Viel Freude beim Lesen
Tobias und dein justETF-Team.

just facts & Figures

 

Bringt der Weihnachtsmann auch an der Börse Geschenke?

Saisonalitäten sind an der Börse ein Dauerbrenner. Viele Anleger versuchen, Muster im Kalender zu finden, um den Markt zu schlagen. Während der Sommer oft als flau gilt, richtet sich der Blick voller Hoffnung auf den Dezember.

Doch ein Kalenderblatt allein macht noch keine Rendite. Deshalb schauen wir uns heute eines der wohl bekanntesten saisonalen Muster genauer an: Hält die berühmte Weihnachtsralley einem Faktencheck stand?

Ein Blick in die Daten: DAX und S&P 500 in Feierlaune
Die Statistik zeigt eindeutig: Historisch betrachtet gehört der Dezember zu den stärksten Monaten des Börsenjahres – sowohl in Deutschland als auch in den USA.

Der DAX als Geschenke-Lieferant: Historische Daten belegen, dass der Dezember seit 1988 in rund 75 Prozent der Fälle positiv verlief. Mit einer Durchschnittsrendite von über 2 Prozent etabliert er sich damit – direkt nach dem April – als zweitbester Börsenmonat des Jahres. Besonders vielversprechend ist die Phase der sogenannten Jahresendrallye: Allein im Zeitraum vom 20. Dezember bis zum 5. Januar legte der DAX im Schnitt um beachtliche 2,5 Prozent zu.

S&P 500 mit hoher Trefferquote: Auch in den USA ist das Muster stark ausgeprägt. Der marktbreite S&P 500 beendete den Dezember in der Vergangenheit in etwa 74 % der Fälle im Plus. Die durchschnittliche Performance lag hier im Dezember seit 1900 bei ca. 1,4 Prozent. Auch beim US-Leitindex zeigt sich die Outperformance in der zweiten Dezemberhälfte noch deutlicher.

IHRE AUFGABEN:
a) Ändern Sie die Passage des Seitentexts, die mit den Worten „Der DAX als“ einsetzt und nach „Dezemberhälfte noch deutlicher.“ endet, indem Sie „Durchschnittsrendite“ durch „mittleren Rendite“ ersetzen, und geben Sie sie so wieder.
b) Wie hoch war laut Seitentext die durchschnittliche Performance des S&P 500 im Dezember seit 1900?
Die Zeilen haben mit dem Seitentext nichts zu tun.

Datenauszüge
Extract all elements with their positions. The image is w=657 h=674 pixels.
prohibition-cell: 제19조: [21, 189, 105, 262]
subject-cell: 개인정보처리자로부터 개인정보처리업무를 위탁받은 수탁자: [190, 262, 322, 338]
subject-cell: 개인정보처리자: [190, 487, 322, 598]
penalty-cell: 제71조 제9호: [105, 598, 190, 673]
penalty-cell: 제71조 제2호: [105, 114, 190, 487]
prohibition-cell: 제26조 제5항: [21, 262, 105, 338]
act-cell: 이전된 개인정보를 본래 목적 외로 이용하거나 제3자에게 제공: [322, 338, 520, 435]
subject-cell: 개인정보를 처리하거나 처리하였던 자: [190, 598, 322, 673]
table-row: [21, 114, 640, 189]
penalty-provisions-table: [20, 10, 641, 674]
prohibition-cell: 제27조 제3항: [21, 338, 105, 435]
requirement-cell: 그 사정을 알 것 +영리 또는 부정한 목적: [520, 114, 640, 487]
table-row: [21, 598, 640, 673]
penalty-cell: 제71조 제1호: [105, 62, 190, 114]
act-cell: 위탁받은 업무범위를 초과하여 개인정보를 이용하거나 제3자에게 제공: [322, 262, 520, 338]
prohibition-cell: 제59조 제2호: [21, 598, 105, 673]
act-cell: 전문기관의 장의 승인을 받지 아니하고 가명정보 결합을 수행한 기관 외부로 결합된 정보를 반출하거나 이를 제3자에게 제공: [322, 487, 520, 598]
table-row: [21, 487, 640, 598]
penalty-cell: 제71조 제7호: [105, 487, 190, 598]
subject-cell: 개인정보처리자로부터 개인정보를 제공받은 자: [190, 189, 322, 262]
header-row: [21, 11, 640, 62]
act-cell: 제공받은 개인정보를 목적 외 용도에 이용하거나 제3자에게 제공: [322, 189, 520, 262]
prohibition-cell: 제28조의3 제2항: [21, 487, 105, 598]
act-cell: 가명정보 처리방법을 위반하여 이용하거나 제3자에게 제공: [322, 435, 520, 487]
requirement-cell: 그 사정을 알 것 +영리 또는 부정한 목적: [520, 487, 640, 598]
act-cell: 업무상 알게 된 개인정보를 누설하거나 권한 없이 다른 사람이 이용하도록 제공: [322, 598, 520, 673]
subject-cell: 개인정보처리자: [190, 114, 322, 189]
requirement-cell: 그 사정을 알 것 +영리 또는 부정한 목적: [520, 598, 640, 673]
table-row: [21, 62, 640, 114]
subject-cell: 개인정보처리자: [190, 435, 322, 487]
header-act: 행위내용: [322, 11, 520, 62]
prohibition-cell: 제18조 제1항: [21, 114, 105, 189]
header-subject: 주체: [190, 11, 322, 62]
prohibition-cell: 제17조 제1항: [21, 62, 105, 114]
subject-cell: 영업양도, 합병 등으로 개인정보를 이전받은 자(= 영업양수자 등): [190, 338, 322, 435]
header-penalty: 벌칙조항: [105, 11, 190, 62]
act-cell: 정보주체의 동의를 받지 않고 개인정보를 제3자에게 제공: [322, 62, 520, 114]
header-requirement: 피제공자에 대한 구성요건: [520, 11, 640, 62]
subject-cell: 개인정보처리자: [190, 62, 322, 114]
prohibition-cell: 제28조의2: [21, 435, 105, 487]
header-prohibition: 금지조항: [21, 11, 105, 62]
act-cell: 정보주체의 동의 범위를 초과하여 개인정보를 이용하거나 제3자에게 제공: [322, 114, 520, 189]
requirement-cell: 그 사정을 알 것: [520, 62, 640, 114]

ERGEBNISSE:
a)
Der DAX als Geschenke-Lieferant: Historische Daten belegen, dass der Dezember seit 1988 in rund 75 Prozent der Fälle positiv verlief. Mit einer mittleren Rendite von über 2 Prozent etabliert er sich damit – direkt nach dem April – als zweitbester Börsenmonat des Jahres. Besonders vielversprechend ist die Phase der sogenannten Jahresendrallye: Allein im Zeitraum vom 20. Dezember bis zum 5. Januar legte der DAX im Schnitt um beachtliche 2,5 Prozent zu.

S&P 500 mit hoher Trefferquote: Auch in den USA ist das Muster stark ausgeprägt. Der marktbreite S&P 500 beendete den Dezember in der Vergangenheit in etwa 74 % der Fälle im Plus. Die durchschnittliche Performance lag hier im Dezember seit 1900 bei ca. 1,4 Prozent. Auch beim US-Leitindex zeigt sich die Outperformance in der zweiten Dezemberhälfte noch deutlicher.

b) Ca. 1,4 Prozent.